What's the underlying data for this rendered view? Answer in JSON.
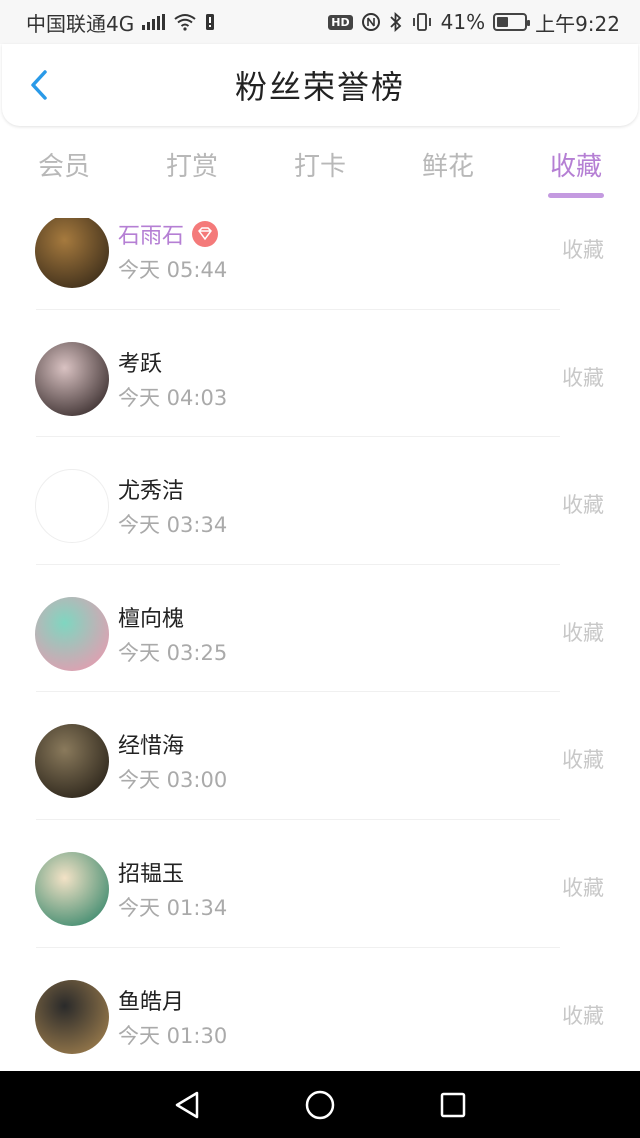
{
  "status_bar": {
    "carrier": "中国联通4G",
    "network_small": "4G",
    "battery_percent": "41%",
    "battery_level": 0.41,
    "time": "上午9:22",
    "hd_label": "HD",
    "icons": [
      "signal-icon",
      "wifi-icon",
      "notification-icon",
      "hd-icon",
      "nfc-icon",
      "bluetooth-icon",
      "vibrate-icon",
      "battery-icon"
    ]
  },
  "header": {
    "title": "粉丝荣誉榜",
    "back_icon": "chevron-left-icon"
  },
  "tabs": [
    {
      "label": "会员",
      "active": false
    },
    {
      "label": "打赏",
      "active": false
    },
    {
      "label": "打卡",
      "active": false
    },
    {
      "label": "鲜花",
      "active": false
    },
    {
      "label": "收藏",
      "active": true
    }
  ],
  "list": [
    {
      "name": "石雨石",
      "time": "今天 05:44",
      "action": "收藏",
      "vip": true,
      "avatar_colors": [
        "#a67a3e",
        "#3c2d1a"
      ]
    },
    {
      "name": "考跃",
      "time": "今天 04:03",
      "action": "收藏",
      "vip": false,
      "avatar_colors": [
        "#d9c2c2",
        "#3a2e2e"
      ]
    },
    {
      "name": "尤秀洁",
      "time": "今天 03:34",
      "action": "收藏",
      "vip": false,
      "avatar_colors": [
        "#ffffff",
        "#111111"
      ]
    },
    {
      "name": "檀向槐",
      "time": "今天 03:25",
      "action": "收藏",
      "vip": false,
      "avatar_colors": [
        "#7fd6c0",
        "#e59cb0"
      ]
    },
    {
      "name": "经惜海",
      "time": "今天 03:00",
      "action": "收藏",
      "vip": false,
      "avatar_colors": [
        "#8a7a5c",
        "#2b241a"
      ]
    },
    {
      "name": "招韫玉",
      "time": "今天 01:34",
      "action": "收藏",
      "vip": false,
      "avatar_colors": [
        "#f3e2c6",
        "#3d8a6e"
      ]
    },
    {
      "name": "鱼皓月",
      "time": "今天 01:30",
      "action": "收藏",
      "vip": false,
      "avatar_colors": [
        "#2a2a2a",
        "#9a7b4c"
      ]
    }
  ],
  "colors": {
    "accent": "#b57fd4",
    "muted": "#aaaaaa",
    "action": "#c8c8c8",
    "vip_badge": "#f47a7a"
  },
  "nav_bar": {
    "icons": [
      "back-triangle-icon",
      "home-circle-icon",
      "recents-square-icon"
    ]
  }
}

> [EXERCISE AIM]: Give all the entries again exactly, dropping each picture.

> [REPLY]:
What's the underlying data for this rendered view? Answer in JSON.
{
  "status_bar": {
    "carrier": "中国联通4G",
    "network_small": "4G",
    "battery_percent": "41%",
    "battery_level": 0.41,
    "time": "上午9:22",
    "hd_label": "HD",
    "icons": [
      "signal-icon",
      "wifi-icon",
      "notification-icon",
      "hd-icon",
      "nfc-icon",
      "bluetooth-icon",
      "vibrate-icon",
      "battery-icon"
    ]
  },
  "header": {
    "title": "粉丝荣誉榜",
    "back_icon": "chevron-left-icon"
  },
  "tabs": [
    {
      "label": "会员",
      "active": false
    },
    {
      "label": "打赏",
      "active": false
    },
    {
      "label": "打卡",
      "active": false
    },
    {
      "label": "鲜花",
      "active": false
    },
    {
      "label": "收藏",
      "active": true
    }
  ],
  "list": [
    {
      "name": "石雨石",
      "time": "今天 05:44",
      "action": "收藏",
      "vip": true,
      "avatar_colors": [
        "#a67a3e",
        "#3c2d1a"
      ]
    },
    {
      "name": "考跃",
      "time": "今天 04:03",
      "action": "收藏",
      "vip": false,
      "avatar_colors": [
        "#d9c2c2",
        "#3a2e2e"
      ]
    },
    {
      "name": "尤秀洁",
      "time": "今天 03:34",
      "action": "收藏",
      "vip": false,
      "avatar_colors": [
        "#ffffff",
        "#111111"
      ]
    },
    {
      "name": "檀向槐",
      "time": "今天 03:25",
      "action": "收藏",
      "vip": false,
      "avatar_colors": [
        "#7fd6c0",
        "#e59cb0"
      ]
    },
    {
      "name": "经惜海",
      "time": "今天 03:00",
      "action": "收藏",
      "vip": false,
      "avatar_colors": [
        "#8a7a5c",
        "#2b241a"
      ]
    },
    {
      "name": "招韫玉",
      "time": "今天 01:34",
      "action": "收藏",
      "vip": false,
      "avatar_colors": [
        "#f3e2c6",
        "#3d8a6e"
      ]
    },
    {
      "name": "鱼皓月",
      "time": "今天 01:30",
      "action": "收藏",
      "vip": false,
      "avatar_colors": [
        "#2a2a2a",
        "#9a7b4c"
      ]
    }
  ],
  "colors": {
    "accent": "#b57fd4",
    "muted": "#aaaaaa",
    "action": "#c8c8c8",
    "vip_badge": "#f47a7a"
  },
  "nav_bar": {
    "icons": [
      "back-triangle-icon",
      "home-circle-icon",
      "recents-square-icon"
    ]
  }
}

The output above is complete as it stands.